>> START

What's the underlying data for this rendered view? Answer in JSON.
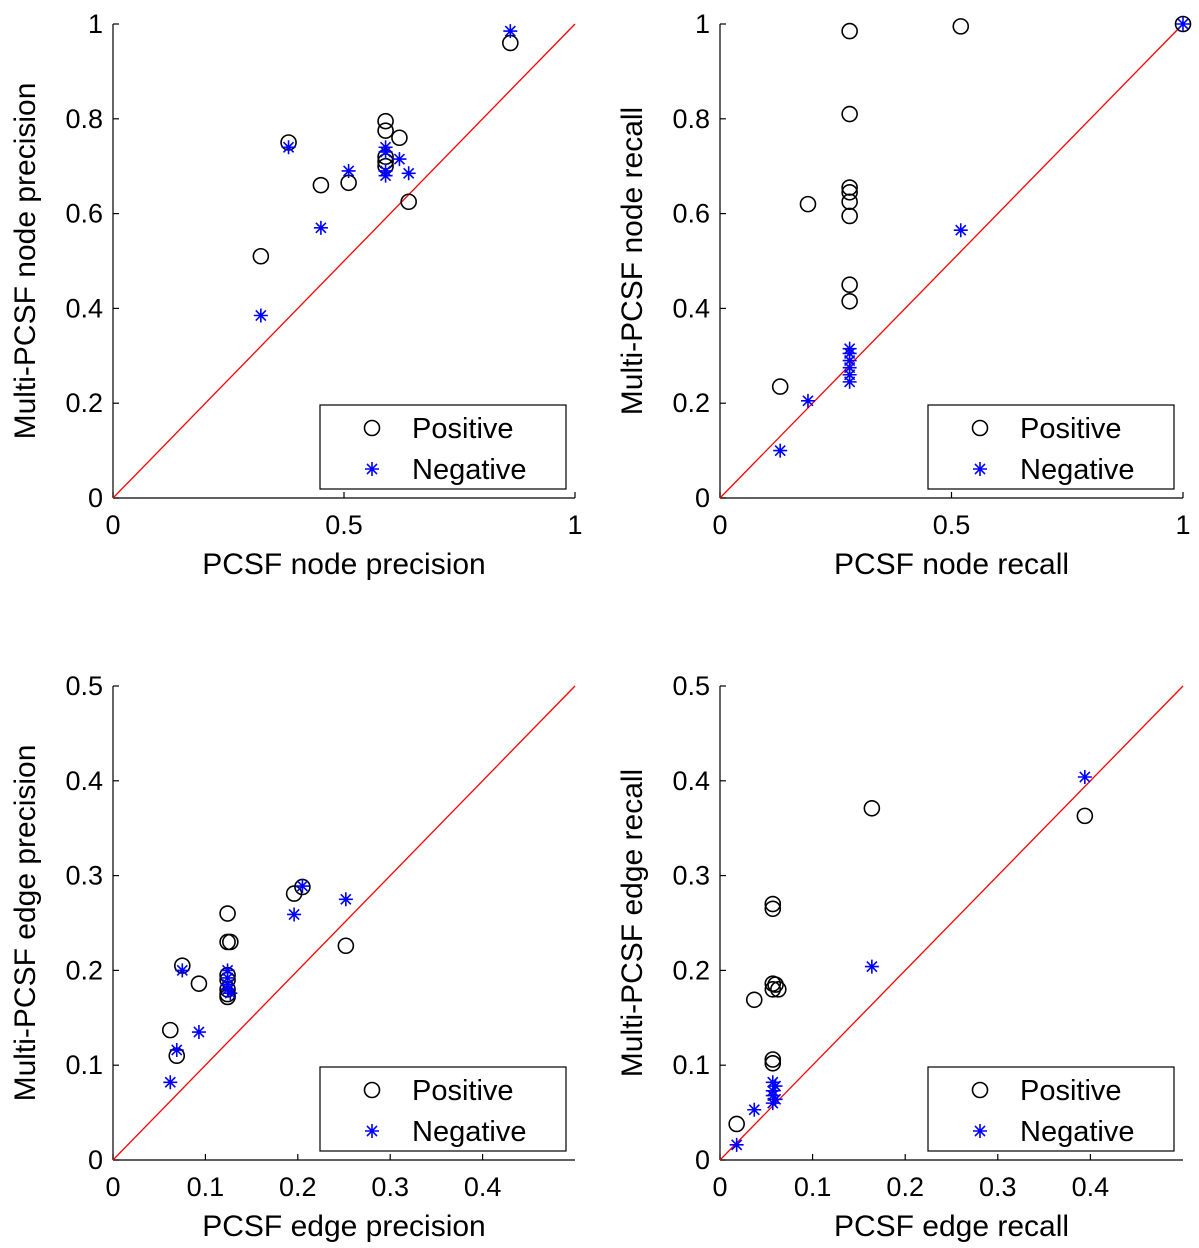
{
  "chart_data": [
    {
      "type": "scatter",
      "xlabel": "PCSF node precision",
      "ylabel": "Multi-PCSF node precision",
      "xlim": [
        0,
        1
      ],
      "ylim": [
        0,
        1
      ],
      "xticks": [
        "0",
        "0.5",
        "1"
      ],
      "yticks": [
        "0",
        "0.2",
        "0.4",
        "0.6",
        "0.8",
        "1"
      ],
      "xtick_values": [
        0,
        0.5,
        1
      ],
      "ytick_values": [
        0,
        0.2,
        0.4,
        0.6,
        0.8,
        1
      ],
      "grid": false,
      "legend_position": "bottom-right",
      "reference_line": "y = x",
      "series": [
        {
          "name": "Positive",
          "marker": "circle",
          "color": "#000000",
          "points": [
            [
              0.32,
              0.51
            ],
            [
              0.38,
              0.75
            ],
            [
              0.45,
              0.66
            ],
            [
              0.51,
              0.665
            ],
            [
              0.59,
              0.795
            ],
            [
              0.59,
              0.775
            ],
            [
              0.59,
              0.72
            ],
            [
              0.59,
              0.71
            ],
            [
              0.59,
              0.7
            ],
            [
              0.62,
              0.76
            ],
            [
              0.64,
              0.625
            ],
            [
              0.86,
              0.96
            ]
          ]
        },
        {
          "name": "Negative",
          "marker": "asterisk",
          "color": "#0000ff",
          "points": [
            [
              0.32,
              0.385
            ],
            [
              0.38,
              0.74
            ],
            [
              0.45,
              0.57
            ],
            [
              0.51,
              0.69
            ],
            [
              0.59,
              0.74
            ],
            [
              0.59,
              0.73
            ],
            [
              0.59,
              0.69
            ],
            [
              0.59,
              0.68
            ],
            [
              0.62,
              0.715
            ],
            [
              0.64,
              0.685
            ],
            [
              0.86,
              0.985
            ]
          ]
        }
      ]
    },
    {
      "type": "scatter",
      "xlabel": "PCSF node recall",
      "ylabel": "Multi-PCSF node recall",
      "xlim": [
        0,
        1
      ],
      "ylim": [
        0,
        1
      ],
      "xticks": [
        "0",
        "0.5",
        "1"
      ],
      "yticks": [
        "0",
        "0.2",
        "0.4",
        "0.6",
        "0.8",
        "1"
      ],
      "xtick_values": [
        0,
        0.5,
        1
      ],
      "ytick_values": [
        0,
        0.2,
        0.4,
        0.6,
        0.8,
        1
      ],
      "grid": false,
      "legend_position": "bottom-right",
      "reference_line": "y = x",
      "series": [
        {
          "name": "Positive",
          "marker": "circle",
          "color": "#000000",
          "points": [
            [
              0.13,
              0.235
            ],
            [
              0.19,
              0.62
            ],
            [
              0.28,
              0.985
            ],
            [
              0.28,
              0.81
            ],
            [
              0.28,
              0.655
            ],
            [
              0.28,
              0.645
            ],
            [
              0.28,
              0.625
            ],
            [
              0.28,
              0.595
            ],
            [
              0.28,
              0.45
            ],
            [
              0.28,
              0.415
            ],
            [
              0.52,
              0.995
            ],
            [
              1.0,
              1.0
            ]
          ]
        },
        {
          "name": "Negative",
          "marker": "asterisk",
          "color": "#0000ff",
          "points": [
            [
              0.13,
              0.1
            ],
            [
              0.19,
              0.205
            ],
            [
              0.28,
              0.315
            ],
            [
              0.28,
              0.305
            ],
            [
              0.28,
              0.29
            ],
            [
              0.28,
              0.275
            ],
            [
              0.28,
              0.26
            ],
            [
              0.28,
              0.245
            ],
            [
              0.52,
              0.565
            ],
            [
              1.0,
              1.0
            ]
          ]
        }
      ]
    },
    {
      "type": "scatter",
      "xlabel": "PCSF edge precision",
      "ylabel": "Multi-PCSF edge precision",
      "xlim": [
        0,
        0.5
      ],
      "ylim": [
        0,
        0.5
      ],
      "xticks": [
        "0",
        "0.1",
        "0.2",
        "0.3",
        "0.4"
      ],
      "yticks": [
        "0",
        "0.1",
        "0.2",
        "0.3",
        "0.4",
        "0.5"
      ],
      "xtick_values": [
        0,
        0.1,
        0.2,
        0.3,
        0.4
      ],
      "ytick_values": [
        0,
        0.1,
        0.2,
        0.3,
        0.4,
        0.5
      ],
      "grid": false,
      "legend_position": "bottom-right",
      "reference_line": "y = x",
      "series": [
        {
          "name": "Positive",
          "marker": "circle",
          "color": "#000000",
          "points": [
            [
              0.062,
              0.137
            ],
            [
              0.069,
              0.11
            ],
            [
              0.075,
              0.205
            ],
            [
              0.093,
              0.186
            ],
            [
              0.124,
              0.26
            ],
            [
              0.124,
              0.23
            ],
            [
              0.127,
              0.23
            ],
            [
              0.124,
              0.195
            ],
            [
              0.124,
              0.19
            ],
            [
              0.124,
              0.18
            ],
            [
              0.124,
              0.175
            ],
            [
              0.124,
              0.172
            ],
            [
              0.196,
              0.281
            ],
            [
              0.205,
              0.288
            ],
            [
              0.252,
              0.226
            ]
          ]
        },
        {
          "name": "Negative",
          "marker": "asterisk",
          "color": "#0000ff",
          "points": [
            [
              0.062,
              0.082
            ],
            [
              0.069,
              0.116
            ],
            [
              0.075,
              0.2
            ],
            [
              0.093,
              0.135
            ],
            [
              0.124,
              0.2
            ],
            [
              0.124,
              0.192
            ],
            [
              0.124,
              0.185
            ],
            [
              0.124,
              0.18
            ],
            [
              0.127,
              0.176
            ],
            [
              0.196,
              0.259
            ],
            [
              0.205,
              0.289
            ],
            [
              0.252,
              0.275
            ]
          ]
        }
      ]
    },
    {
      "type": "scatter",
      "xlabel": "PCSF edge recall",
      "ylabel": "Multi-PCSF edge recall",
      "xlim": [
        0,
        0.5
      ],
      "ylim": [
        0,
        0.5
      ],
      "xticks": [
        "0",
        "0.1",
        "0.2",
        "0.3",
        "0.4"
      ],
      "yticks": [
        "0",
        "0.1",
        "0.2",
        "0.3",
        "0.4",
        "0.5"
      ],
      "xtick_values": [
        0,
        0.1,
        0.2,
        0.3,
        0.4
      ],
      "ytick_values": [
        0,
        0.1,
        0.2,
        0.3,
        0.4,
        0.5
      ],
      "grid": false,
      "legend_position": "bottom-right",
      "reference_line": "y = x",
      "series": [
        {
          "name": "Positive",
          "marker": "circle",
          "color": "#000000",
          "points": [
            [
              0.018,
              0.038
            ],
            [
              0.037,
              0.169
            ],
            [
              0.057,
              0.27
            ],
            [
              0.057,
              0.265
            ],
            [
              0.057,
              0.186
            ],
            [
              0.06,
              0.185
            ],
            [
              0.057,
              0.18
            ],
            [
              0.063,
              0.18
            ],
            [
              0.057,
              0.106
            ],
            [
              0.057,
              0.102
            ],
            [
              0.164,
              0.371
            ],
            [
              0.394,
              0.363
            ]
          ]
        },
        {
          "name": "Negative",
          "marker": "asterisk",
          "color": "#0000ff",
          "points": [
            [
              0.018,
              0.016
            ],
            [
              0.037,
              0.053
            ],
            [
              0.057,
              0.082
            ],
            [
              0.06,
              0.078
            ],
            [
              0.057,
              0.073
            ],
            [
              0.057,
              0.068
            ],
            [
              0.06,
              0.064
            ],
            [
              0.057,
              0.06
            ],
            [
              0.164,
              0.204
            ],
            [
              0.394,
              0.404
            ]
          ]
        }
      ]
    }
  ]
}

>> END

From the data above, write out everything exactly except the pictures.

-- WRITTEN ANSWER --
What's the underlying data for this rendered view? Answer in JSON.
{
  "chart_data": [
    {
      "type": "scatter",
      "xlabel": "PCSF node precision",
      "ylabel": "Multi-PCSF node precision",
      "xlim": [
        0,
        1
      ],
      "ylim": [
        0,
        1
      ],
      "xticks": [
        "0",
        "0.5",
        "1"
      ],
      "yticks": [
        "0",
        "0.2",
        "0.4",
        "0.6",
        "0.8",
        "1"
      ],
      "xtick_values": [
        0,
        0.5,
        1
      ],
      "ytick_values": [
        0,
        0.2,
        0.4,
        0.6,
        0.8,
        1
      ],
      "grid": false,
      "legend_position": "bottom-right",
      "reference_line": "y = x",
      "series": [
        {
          "name": "Positive",
          "marker": "circle",
          "color": "#000000",
          "points": [
            [
              0.32,
              0.51
            ],
            [
              0.38,
              0.75
            ],
            [
              0.45,
              0.66
            ],
            [
              0.51,
              0.665
            ],
            [
              0.59,
              0.795
            ],
            [
              0.59,
              0.775
            ],
            [
              0.59,
              0.72
            ],
            [
              0.59,
              0.71
            ],
            [
              0.59,
              0.7
            ],
            [
              0.62,
              0.76
            ],
            [
              0.64,
              0.625
            ],
            [
              0.86,
              0.96
            ]
          ]
        },
        {
          "name": "Negative",
          "marker": "asterisk",
          "color": "#0000ff",
          "points": [
            [
              0.32,
              0.385
            ],
            [
              0.38,
              0.74
            ],
            [
              0.45,
              0.57
            ],
            [
              0.51,
              0.69
            ],
            [
              0.59,
              0.74
            ],
            [
              0.59,
              0.73
            ],
            [
              0.59,
              0.69
            ],
            [
              0.59,
              0.68
            ],
            [
              0.62,
              0.715
            ],
            [
              0.64,
              0.685
            ],
            [
              0.86,
              0.985
            ]
          ]
        }
      ]
    },
    {
      "type": "scatter",
      "xlabel": "PCSF node recall",
      "ylabel": "Multi-PCSF node recall",
      "xlim": [
        0,
        1
      ],
      "ylim": [
        0,
        1
      ],
      "xticks": [
        "0",
        "0.5",
        "1"
      ],
      "yticks": [
        "0",
        "0.2",
        "0.4",
        "0.6",
        "0.8",
        "1"
      ],
      "xtick_values": [
        0,
        0.5,
        1
      ],
      "ytick_values": [
        0,
        0.2,
        0.4,
        0.6,
        0.8,
        1
      ],
      "grid": false,
      "legend_position": "bottom-right",
      "reference_line": "y = x",
      "series": [
        {
          "name": "Positive",
          "marker": "circle",
          "color": "#000000",
          "points": [
            [
              0.13,
              0.235
            ],
            [
              0.19,
              0.62
            ],
            [
              0.28,
              0.985
            ],
            [
              0.28,
              0.81
            ],
            [
              0.28,
              0.655
            ],
            [
              0.28,
              0.645
            ],
            [
              0.28,
              0.625
            ],
            [
              0.28,
              0.595
            ],
            [
              0.28,
              0.45
            ],
            [
              0.28,
              0.415
            ],
            [
              0.52,
              0.995
            ],
            [
              1.0,
              1.0
            ]
          ]
        },
        {
          "name": "Negative",
          "marker": "asterisk",
          "color": "#0000ff",
          "points": [
            [
              0.13,
              0.1
            ],
            [
              0.19,
              0.205
            ],
            [
              0.28,
              0.315
            ],
            [
              0.28,
              0.305
            ],
            [
              0.28,
              0.29
            ],
            [
              0.28,
              0.275
            ],
            [
              0.28,
              0.26
            ],
            [
              0.28,
              0.245
            ],
            [
              0.52,
              0.565
            ],
            [
              1.0,
              1.0
            ]
          ]
        }
      ]
    },
    {
      "type": "scatter",
      "xlabel": "PCSF edge precision",
      "ylabel": "Multi-PCSF edge precision",
      "xlim": [
        0,
        0.5
      ],
      "ylim": [
        0,
        0.5
      ],
      "xticks": [
        "0",
        "0.1",
        "0.2",
        "0.3",
        "0.4"
      ],
      "yticks": [
        "0",
        "0.1",
        "0.2",
        "0.3",
        "0.4",
        "0.5"
      ],
      "xtick_values": [
        0,
        0.1,
        0.2,
        0.3,
        0.4
      ],
      "ytick_values": [
        0,
        0.1,
        0.2,
        0.3,
        0.4,
        0.5
      ],
      "grid": false,
      "legend_position": "bottom-right",
      "reference_line": "y = x",
      "series": [
        {
          "name": "Positive",
          "marker": "circle",
          "color": "#000000",
          "points": [
            [
              0.062,
              0.137
            ],
            [
              0.069,
              0.11
            ],
            [
              0.075,
              0.205
            ],
            [
              0.093,
              0.186
            ],
            [
              0.124,
              0.26
            ],
            [
              0.124,
              0.23
            ],
            [
              0.127,
              0.23
            ],
            [
              0.124,
              0.195
            ],
            [
              0.124,
              0.19
            ],
            [
              0.124,
              0.18
            ],
            [
              0.124,
              0.175
            ],
            [
              0.124,
              0.172
            ],
            [
              0.196,
              0.281
            ],
            [
              0.205,
              0.288
            ],
            [
              0.252,
              0.226
            ]
          ]
        },
        {
          "name": "Negative",
          "marker": "asterisk",
          "color": "#0000ff",
          "points": [
            [
              0.062,
              0.082
            ],
            [
              0.069,
              0.116
            ],
            [
              0.075,
              0.2
            ],
            [
              0.093,
              0.135
            ],
            [
              0.124,
              0.2
            ],
            [
              0.124,
              0.192
            ],
            [
              0.124,
              0.185
            ],
            [
              0.124,
              0.18
            ],
            [
              0.127,
              0.176
            ],
            [
              0.196,
              0.259
            ],
            [
              0.205,
              0.289
            ],
            [
              0.252,
              0.275
            ]
          ]
        }
      ]
    },
    {
      "type": "scatter",
      "xlabel": "PCSF edge recall",
      "ylabel": "Multi-PCSF edge recall",
      "xlim": [
        0,
        0.5
      ],
      "ylim": [
        0,
        0.5
      ],
      "xticks": [
        "0",
        "0.1",
        "0.2",
        "0.3",
        "0.4"
      ],
      "yticks": [
        "0",
        "0.1",
        "0.2",
        "0.3",
        "0.4",
        "0.5"
      ],
      "xtick_values": [
        0,
        0.1,
        0.2,
        0.3,
        0.4
      ],
      "ytick_values": [
        0,
        0.1,
        0.2,
        0.3,
        0.4,
        0.5
      ],
      "grid": false,
      "legend_position": "bottom-right",
      "reference_line": "y = x",
      "series": [
        {
          "name": "Positive",
          "marker": "circle",
          "color": "#000000",
          "points": [
            [
              0.018,
              0.038
            ],
            [
              0.037,
              0.169
            ],
            [
              0.057,
              0.27
            ],
            [
              0.057,
              0.265
            ],
            [
              0.057,
              0.186
            ],
            [
              0.06,
              0.185
            ],
            [
              0.057,
              0.18
            ],
            [
              0.063,
              0.18
            ],
            [
              0.057,
              0.106
            ],
            [
              0.057,
              0.102
            ],
            [
              0.164,
              0.371
            ],
            [
              0.394,
              0.363
            ]
          ]
        },
        {
          "name": "Negative",
          "marker": "asterisk",
          "color": "#0000ff",
          "points": [
            [
              0.018,
              0.016
            ],
            [
              0.037,
              0.053
            ],
            [
              0.057,
              0.082
            ],
            [
              0.06,
              0.078
            ],
            [
              0.057,
              0.073
            ],
            [
              0.057,
              0.068
            ],
            [
              0.06,
              0.064
            ],
            [
              0.057,
              0.06
            ],
            [
              0.164,
              0.204
            ],
            [
              0.394,
              0.404
            ]
          ]
        }
      ]
    }
  ]
}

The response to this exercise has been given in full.